== EXERCISE DESCRIPTION ==
Repeat the listing in full. Nothing may be added or left out.

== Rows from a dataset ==
• • • • • • •

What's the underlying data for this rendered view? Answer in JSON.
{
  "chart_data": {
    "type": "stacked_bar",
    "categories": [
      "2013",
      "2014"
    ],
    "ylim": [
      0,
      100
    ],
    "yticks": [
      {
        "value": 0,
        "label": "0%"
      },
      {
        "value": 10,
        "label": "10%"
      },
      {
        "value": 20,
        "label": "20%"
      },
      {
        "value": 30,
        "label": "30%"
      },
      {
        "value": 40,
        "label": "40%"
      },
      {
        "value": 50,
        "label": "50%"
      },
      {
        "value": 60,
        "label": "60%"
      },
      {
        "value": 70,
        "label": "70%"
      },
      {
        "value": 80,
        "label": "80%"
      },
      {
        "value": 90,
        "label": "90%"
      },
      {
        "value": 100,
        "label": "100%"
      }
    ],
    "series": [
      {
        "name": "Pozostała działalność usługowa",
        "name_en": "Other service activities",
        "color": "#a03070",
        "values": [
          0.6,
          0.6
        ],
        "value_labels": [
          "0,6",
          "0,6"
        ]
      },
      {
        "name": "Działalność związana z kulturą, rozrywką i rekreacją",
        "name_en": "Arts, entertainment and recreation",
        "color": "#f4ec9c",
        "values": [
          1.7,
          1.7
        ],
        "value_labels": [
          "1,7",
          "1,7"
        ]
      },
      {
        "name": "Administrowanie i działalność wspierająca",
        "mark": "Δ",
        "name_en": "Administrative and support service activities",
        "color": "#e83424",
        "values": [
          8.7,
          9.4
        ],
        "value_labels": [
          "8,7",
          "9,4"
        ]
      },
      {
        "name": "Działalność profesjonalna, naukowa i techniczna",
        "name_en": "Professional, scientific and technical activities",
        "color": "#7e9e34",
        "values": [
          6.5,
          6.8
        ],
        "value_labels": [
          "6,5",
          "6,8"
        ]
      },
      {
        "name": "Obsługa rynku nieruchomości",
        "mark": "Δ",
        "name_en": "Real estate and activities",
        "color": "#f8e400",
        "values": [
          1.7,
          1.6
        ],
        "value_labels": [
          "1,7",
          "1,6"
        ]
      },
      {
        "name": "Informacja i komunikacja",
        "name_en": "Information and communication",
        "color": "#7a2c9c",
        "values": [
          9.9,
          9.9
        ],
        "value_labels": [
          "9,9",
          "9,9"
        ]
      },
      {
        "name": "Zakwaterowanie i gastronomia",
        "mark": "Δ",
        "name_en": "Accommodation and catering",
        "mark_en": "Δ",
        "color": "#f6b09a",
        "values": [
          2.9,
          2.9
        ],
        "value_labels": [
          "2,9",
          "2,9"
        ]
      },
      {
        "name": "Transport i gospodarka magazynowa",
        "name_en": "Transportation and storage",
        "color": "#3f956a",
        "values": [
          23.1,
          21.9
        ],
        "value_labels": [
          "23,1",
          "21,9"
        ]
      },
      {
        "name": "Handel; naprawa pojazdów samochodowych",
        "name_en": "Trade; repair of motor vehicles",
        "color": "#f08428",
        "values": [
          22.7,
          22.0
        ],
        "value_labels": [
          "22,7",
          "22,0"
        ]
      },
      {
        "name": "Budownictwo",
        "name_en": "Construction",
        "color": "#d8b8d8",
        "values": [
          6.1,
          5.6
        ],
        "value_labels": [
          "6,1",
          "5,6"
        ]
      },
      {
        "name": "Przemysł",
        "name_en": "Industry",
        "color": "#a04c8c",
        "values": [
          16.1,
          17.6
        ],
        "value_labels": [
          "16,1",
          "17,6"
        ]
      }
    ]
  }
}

• • • • • • •

== EXERCISE ANSWER ==
What's the underlying data for this rendered view? Answer in JSON.
{
  "chart_data": {
    "type": "stacked_bar",
    "categories": [
      "2013",
      "2014"
    ],
    "ylim": [
      0,
      100
    ],
    "yticks": [
      {
        "value": 0,
        "label": "0%"
      },
      {
        "value": 10,
        "label": "10%"
      },
      {
        "value": 20,
        "label": "20%"
      },
      {
        "value": 30,
        "label": "30%"
      },
      {
        "value": 40,
        "label": "40%"
      },
      {
        "value": 50,
        "label": "50%"
      },
      {
        "value": 60,
        "label": "60%"
      },
      {
        "value": 70,
        "label": "70%"
      },
      {
        "value": 80,
        "label": "80%"
      },
      {
        "value": 90,
        "label": "90%"
      },
      {
        "value": 100,
        "label": "100%"
      }
    ],
    "series": [
      {
        "name": "Pozostała działalność usługowa",
        "name_en": "Other service activities",
        "color": "#a03070",
        "values": [
          0.6,
          0.6
        ],
        "value_labels": [
          "0,6",
          "0,6"
        ]
      },
      {
        "name": "Działalność związana z kulturą, rozrywką i rekreacją",
        "name_en": "Arts, entertainment and recreation",
        "color": "#f4ec9c",
        "values": [
          1.7,
          1.7
        ],
        "value_labels": [
          "1,7",
          "1,7"
        ]
      },
      {
        "name": "Administrowanie i działalność wspierająca",
        "mark": "Δ",
        "name_en": "Administrative and support service activities",
        "color": "#e83424",
        "values": [
          8.7,
          9.4
        ],
        "value_labels": [
          "8,7",
          "9,4"
        ]
      },
      {
        "name": "Działalność profesjonalna, naukowa i techniczna",
        "name_en": "Professional, scientific and technical activities",
        "color": "#7e9e34",
        "values": [
          6.5,
          6.8
        ],
        "value_labels": [
          "6,5",
          "6,8"
        ]
      },
      {
        "name": "Obsługa rynku nieruchomości",
        "mark": "Δ",
        "name_en": "Real estate and activities",
        "color": "#f8e400",
        "values": [
          1.7,
          1.6
        ],
        "value_labels": [
          "1,7",
          "1,6"
        ]
      },
      {
        "name": "Informacja i komunikacja",
        "name_en": "Information and communication",
        "color": "#7a2c9c",
        "values": [
          9.9,
          9.9
        ],
        "value_labels": [
          "9,9",
          "9,9"
        ]
      },
      {
        "name": "Zakwaterowanie i gastronomia",
        "mark": "Δ",
        "name_en": "Accommodation and catering",
        "mark_en": "Δ",
        "color": "#f6b09a",
        "values": [
          2.9,
          2.9
        ],
        "value_labels": [
          "2,9",
          "2,9"
        ]
      },
      {
        "name": "Transport i gospodarka magazynowa",
        "name_en": "Transportation and storage",
        "color": "#3f956a",
        "values": [
          23.1,
          21.9
        ],
        "value_labels": [
          "23,1",
          "21,9"
        ]
      },
      {
        "name": "Handel; naprawa pojazdów samochodowych",
        "name_en": "Trade; repair of motor vehicles",
        "color": "#f08428",
        "values": [
          22.7,
          22.0
        ],
        "value_labels": [
          "22,7",
          "22,0"
        ]
      },
      {
        "name": "Budownictwo",
        "name_en": "Construction",
        "color": "#d8b8d8",
        "values": [
          6.1,
          5.6
        ],
        "value_labels": [
          "6,1",
          "5,6"
        ]
      },
      {
        "name": "Przemysł",
        "name_en": "Industry",
        "color": "#a04c8c",
        "values": [
          16.1,
          17.6
        ],
        "value_labels": [
          "16,1",
          "17,6"
        ]
      }
    ]
  }
}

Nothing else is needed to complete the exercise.